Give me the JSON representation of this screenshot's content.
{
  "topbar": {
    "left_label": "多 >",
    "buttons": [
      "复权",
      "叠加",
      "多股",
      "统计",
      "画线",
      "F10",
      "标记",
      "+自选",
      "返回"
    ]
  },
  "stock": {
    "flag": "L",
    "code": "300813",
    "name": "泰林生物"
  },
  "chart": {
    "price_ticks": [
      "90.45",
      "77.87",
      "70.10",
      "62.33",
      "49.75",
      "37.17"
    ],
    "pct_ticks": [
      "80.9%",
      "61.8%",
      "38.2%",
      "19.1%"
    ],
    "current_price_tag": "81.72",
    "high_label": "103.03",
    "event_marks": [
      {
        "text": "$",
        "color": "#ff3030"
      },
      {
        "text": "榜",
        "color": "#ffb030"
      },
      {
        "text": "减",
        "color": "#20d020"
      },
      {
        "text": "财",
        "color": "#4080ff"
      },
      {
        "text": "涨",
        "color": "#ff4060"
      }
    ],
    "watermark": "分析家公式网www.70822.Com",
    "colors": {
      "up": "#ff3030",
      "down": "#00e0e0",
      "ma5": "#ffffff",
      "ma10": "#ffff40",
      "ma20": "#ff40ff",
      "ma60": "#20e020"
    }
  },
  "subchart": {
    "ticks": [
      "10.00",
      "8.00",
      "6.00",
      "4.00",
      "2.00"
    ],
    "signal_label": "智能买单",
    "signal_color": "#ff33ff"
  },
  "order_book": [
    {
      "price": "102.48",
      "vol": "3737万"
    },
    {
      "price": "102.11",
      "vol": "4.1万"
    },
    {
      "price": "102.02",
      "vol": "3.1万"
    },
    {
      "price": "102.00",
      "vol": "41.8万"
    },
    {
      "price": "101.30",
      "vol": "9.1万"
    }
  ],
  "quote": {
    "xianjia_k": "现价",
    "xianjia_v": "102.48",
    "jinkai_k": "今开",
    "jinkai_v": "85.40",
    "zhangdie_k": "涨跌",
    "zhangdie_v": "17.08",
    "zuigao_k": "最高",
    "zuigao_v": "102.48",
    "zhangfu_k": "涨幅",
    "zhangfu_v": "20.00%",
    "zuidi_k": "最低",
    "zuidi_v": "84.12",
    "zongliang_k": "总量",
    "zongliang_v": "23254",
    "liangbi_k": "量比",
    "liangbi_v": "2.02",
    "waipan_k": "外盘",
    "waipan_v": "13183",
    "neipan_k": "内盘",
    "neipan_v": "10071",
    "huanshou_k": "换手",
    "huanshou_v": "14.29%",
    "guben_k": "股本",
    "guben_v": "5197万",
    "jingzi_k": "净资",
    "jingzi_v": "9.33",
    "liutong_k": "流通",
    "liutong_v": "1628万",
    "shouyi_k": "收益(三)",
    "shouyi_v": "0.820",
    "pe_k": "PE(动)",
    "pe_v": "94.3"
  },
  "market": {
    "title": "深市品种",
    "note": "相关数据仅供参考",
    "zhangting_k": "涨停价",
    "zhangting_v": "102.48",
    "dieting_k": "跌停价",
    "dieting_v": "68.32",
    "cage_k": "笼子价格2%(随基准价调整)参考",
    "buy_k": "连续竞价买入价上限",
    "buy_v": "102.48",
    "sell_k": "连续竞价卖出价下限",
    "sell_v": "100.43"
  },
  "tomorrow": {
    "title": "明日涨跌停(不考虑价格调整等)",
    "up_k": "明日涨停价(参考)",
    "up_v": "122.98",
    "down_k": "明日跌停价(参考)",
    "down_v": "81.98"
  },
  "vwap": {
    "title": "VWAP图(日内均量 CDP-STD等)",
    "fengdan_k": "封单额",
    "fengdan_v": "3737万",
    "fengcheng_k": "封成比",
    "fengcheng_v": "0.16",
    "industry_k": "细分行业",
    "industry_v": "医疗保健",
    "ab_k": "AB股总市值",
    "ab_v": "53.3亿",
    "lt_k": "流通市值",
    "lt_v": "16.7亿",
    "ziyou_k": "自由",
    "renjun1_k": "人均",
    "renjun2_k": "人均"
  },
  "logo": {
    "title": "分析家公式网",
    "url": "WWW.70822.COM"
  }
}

= = = = = = =

Go through the data and return every record exactly.

_Task response_
Give me the JSON representation of this screenshot's content.
{
  "topbar": {
    "left_label": "多 >",
    "buttons": [
      "复权",
      "叠加",
      "多股",
      "统计",
      "画线",
      "F10",
      "标记",
      "+自选",
      "返回"
    ]
  },
  "stock": {
    "flag": "L",
    "code": "300813",
    "name": "泰林生物"
  },
  "chart": {
    "price_ticks": [
      "90.45",
      "77.87",
      "70.10",
      "62.33",
      "49.75",
      "37.17"
    ],
    "pct_ticks": [
      "80.9%",
      "61.8%",
      "38.2%",
      "19.1%"
    ],
    "current_price_tag": "81.72",
    "high_label": "103.03",
    "event_marks": [
      {
        "text": "$",
        "color": "#ff3030"
      },
      {
        "text": "榜",
        "color": "#ffb030"
      },
      {
        "text": "减",
        "color": "#20d020"
      },
      {
        "text": "财",
        "color": "#4080ff"
      },
      {
        "text": "涨",
        "color": "#ff4060"
      }
    ],
    "watermark": "分析家公式网www.70822.Com",
    "colors": {
      "up": "#ff3030",
      "down": "#00e0e0",
      "ma5": "#ffffff",
      "ma10": "#ffff40",
      "ma20": "#ff40ff",
      "ma60": "#20e020"
    }
  },
  "subchart": {
    "ticks": [
      "10.00",
      "8.00",
      "6.00",
      "4.00",
      "2.00"
    ],
    "signal_label": "智能买单",
    "signal_color": "#ff33ff"
  },
  "order_book": [
    {
      "price": "102.48",
      "vol": "3737万"
    },
    {
      "price": "102.11",
      "vol": "4.1万"
    },
    {
      "price": "102.02",
      "vol": "3.1万"
    },
    {
      "price": "102.00",
      "vol": "41.8万"
    },
    {
      "price": "101.30",
      "vol": "9.1万"
    }
  ],
  "quote": {
    "xianjia_k": "现价",
    "xianjia_v": "102.48",
    "jinkai_k": "今开",
    "jinkai_v": "85.40",
    "zhangdie_k": "涨跌",
    "zhangdie_v": "17.08",
    "zuigao_k": "最高",
    "zuigao_v": "102.48",
    "zhangfu_k": "涨幅",
    "zhangfu_v": "20.00%",
    "zuidi_k": "最低",
    "zuidi_v": "84.12",
    "zongliang_k": "总量",
    "zongliang_v": "23254",
    "liangbi_k": "量比",
    "liangbi_v": "2.02",
    "waipan_k": "外盘",
    "waipan_v": "13183",
    "neipan_k": "内盘",
    "neipan_v": "10071",
    "huanshou_k": "换手",
    "huanshou_v": "14.29%",
    "guben_k": "股本",
    "guben_v": "5197万",
    "jingzi_k": "净资",
    "jingzi_v": "9.33",
    "liutong_k": "流通",
    "liutong_v": "1628万",
    "shouyi_k": "收益(三)",
    "shouyi_v": "0.820",
    "pe_k": "PE(动)",
    "pe_v": "94.3"
  },
  "market": {
    "title": "深市品种",
    "note": "相关数据仅供参考",
    "zhangting_k": "涨停价",
    "zhangting_v": "102.48",
    "dieting_k": "跌停价",
    "dieting_v": "68.32",
    "cage_k": "笼子价格2%(随基准价调整)参考",
    "buy_k": "连续竞价买入价上限",
    "buy_v": "102.48",
    "sell_k": "连续竞价卖出价下限",
    "sell_v": "100.43"
  },
  "tomorrow": {
    "title": "明日涨跌停(不考虑价格调整等)",
    "up_k": "明日涨停价(参考)",
    "up_v": "122.98",
    "down_k": "明日跌停价(参考)",
    "down_v": "81.98"
  },
  "vwap": {
    "title": "VWAP图(日内均量 CDP-STD等)",
    "fengdan_k": "封单额",
    "fengdan_v": "3737万",
    "fengcheng_k": "封成比",
    "fengcheng_v": "0.16",
    "industry_k": "细分行业",
    "industry_v": "医疗保健",
    "ab_k": "AB股总市值",
    "ab_v": "53.3亿",
    "lt_k": "流通市值",
    "lt_v": "16.7亿",
    "ziyou_k": "自由",
    "renjun1_k": "人均",
    "renjun2_k": "人均"
  },
  "logo": {
    "title": "分析家公式网",
    "url": "WWW.70822.COM"
  }
}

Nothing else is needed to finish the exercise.